Objective - Make a verbatim copy of the entries below; pictures stay out.
══════════════════════════════
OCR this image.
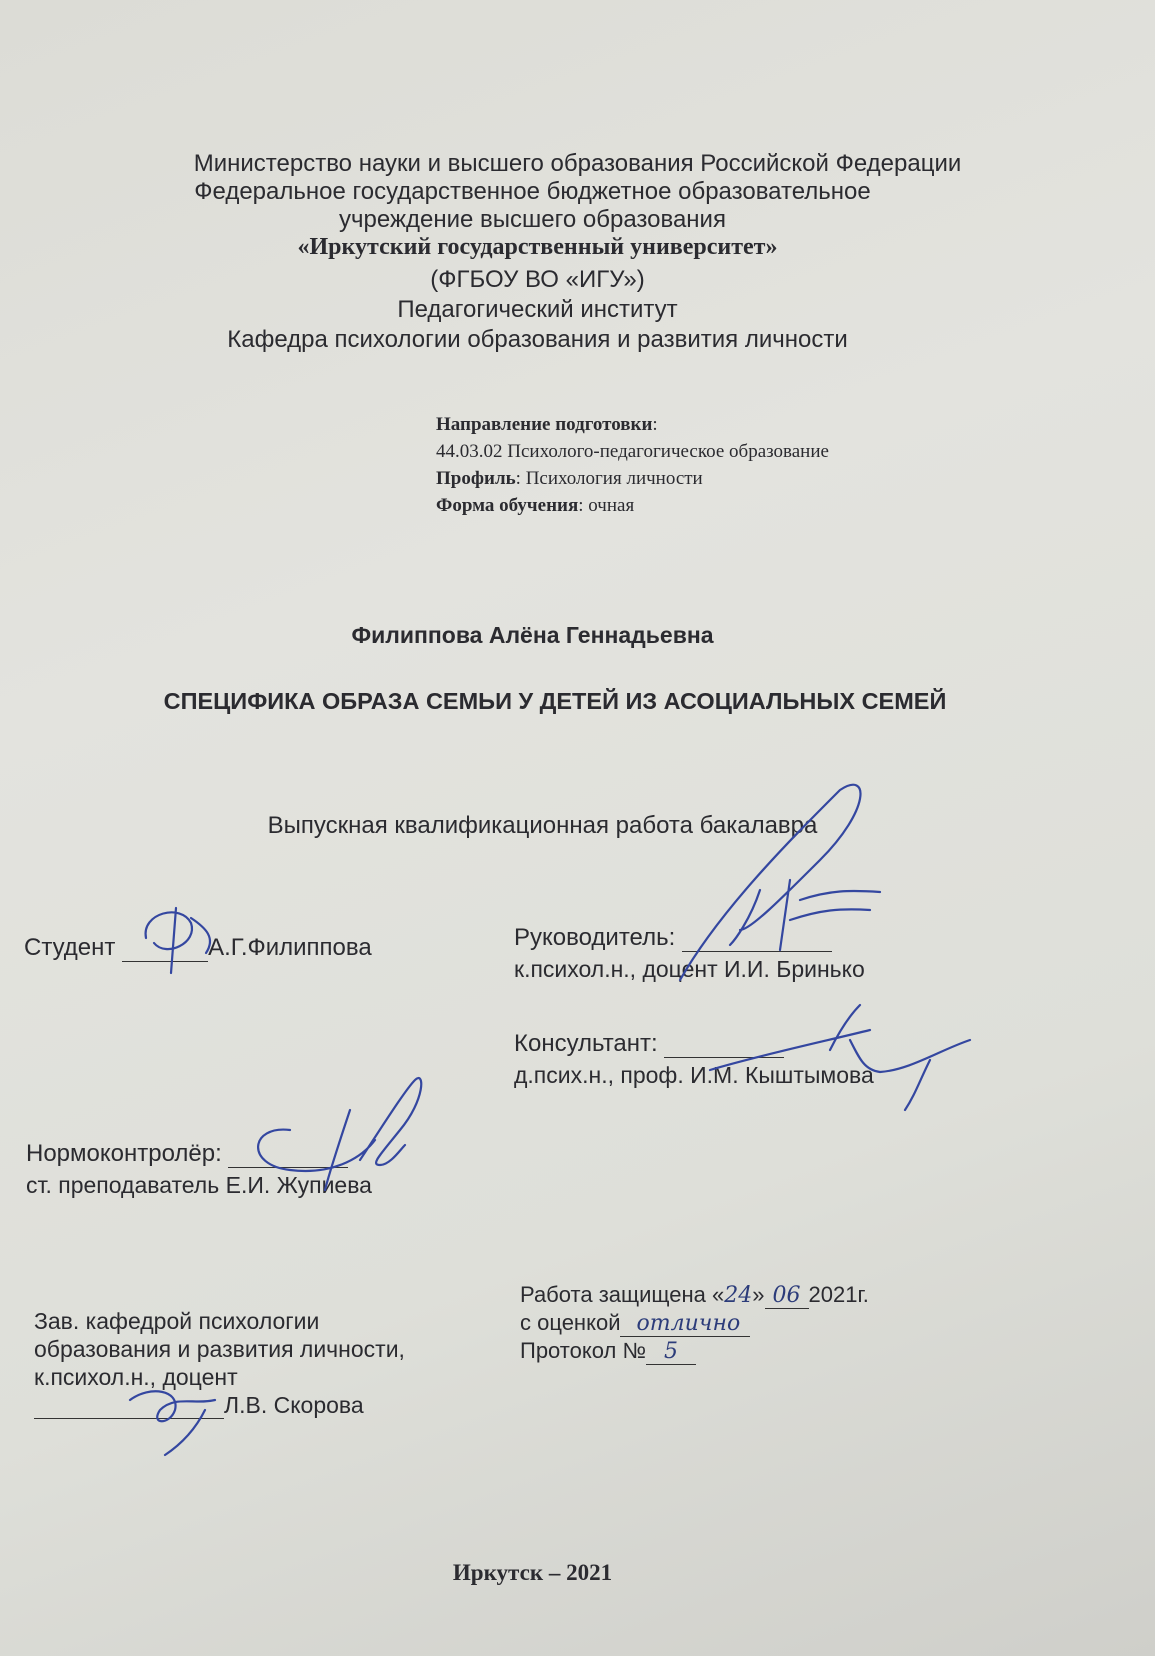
Министерство науки и высшего образования Российской Федерации
Федеральное государственное бюджетное образовательное
учреждение высшего образования
«Иркутский государственный университет»
(ФГБОУ ВО «ИГУ»)
Педагогический институт
Кафедра психологии образования и развития личности
Направление подготовки:
44.03.02 Психолого-педагогическое образование
Профиль: Психология личности
Форма обучения: очная
Филиппова Алёна Геннадьевна
СПЕЦИФИКА ОБРАЗА СЕМЬИ У ДЕТЕЙ ИЗ АСОЦИАЛЬНЫХ СЕМЕЙ
Выпускная квалификационная работа бакалавра
Студент	А.Г.Филиппова	Руководитель:
к.психол.н., доцент И.И. Бринько
Консультант:
д.псих.н., проф. И.М. Кыштымова
Нормоконтролёр:
ст. преподаватель Е.И. Жупиева
Зав. кафедрой психологии
образования и развития личности,
к.психол.н., доцент
Л.В. Скорова
Работа защищена «24» 06 2021г.
с оценкой отлично
Протокол № 5
Иркутск – 2021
══════════════════════════════
Solution -
OCR this image.
Министерство науки и высшего образования Российской Федерации
Федеральное государственное бюджетное образовательное
учреждение высшего образования
«Иркутский государственный университет»
(ФГБОУ ВО «ИГУ»)
Педагогический институт
Кафедра психологии образования и развития личности
Направление подготовки:
44.03.02 Психолого-педагогическое образование
Профиль: Психология личности
Форма обучения: очная
Филиппова Алёна Геннадьевна
СПЕЦИФИКА ОБРАЗА СЕМЬИ У ДЕТЕЙ ИЗ АСОЦИАЛЬНЫХ СЕМЕЙ
Выпускная квалификационная работа бакалавра
Студент	А.Г.Филиппова	Руководитель:
к.психол.н., доцент И.И. Бринько
Консультант:
д.псих.н., проф. И.М. Кыштымова
Нормоконтролёр:
ст. преподаватель Е.И. Жупиева
Зав. кафедрой психологии
образования и развития личности,
к.психол.н., доцент
Л.В. Скорова
Работа защищена «24» 06 2021г.
с оценкой отлично
Протокол № 5
Иркутск – 2021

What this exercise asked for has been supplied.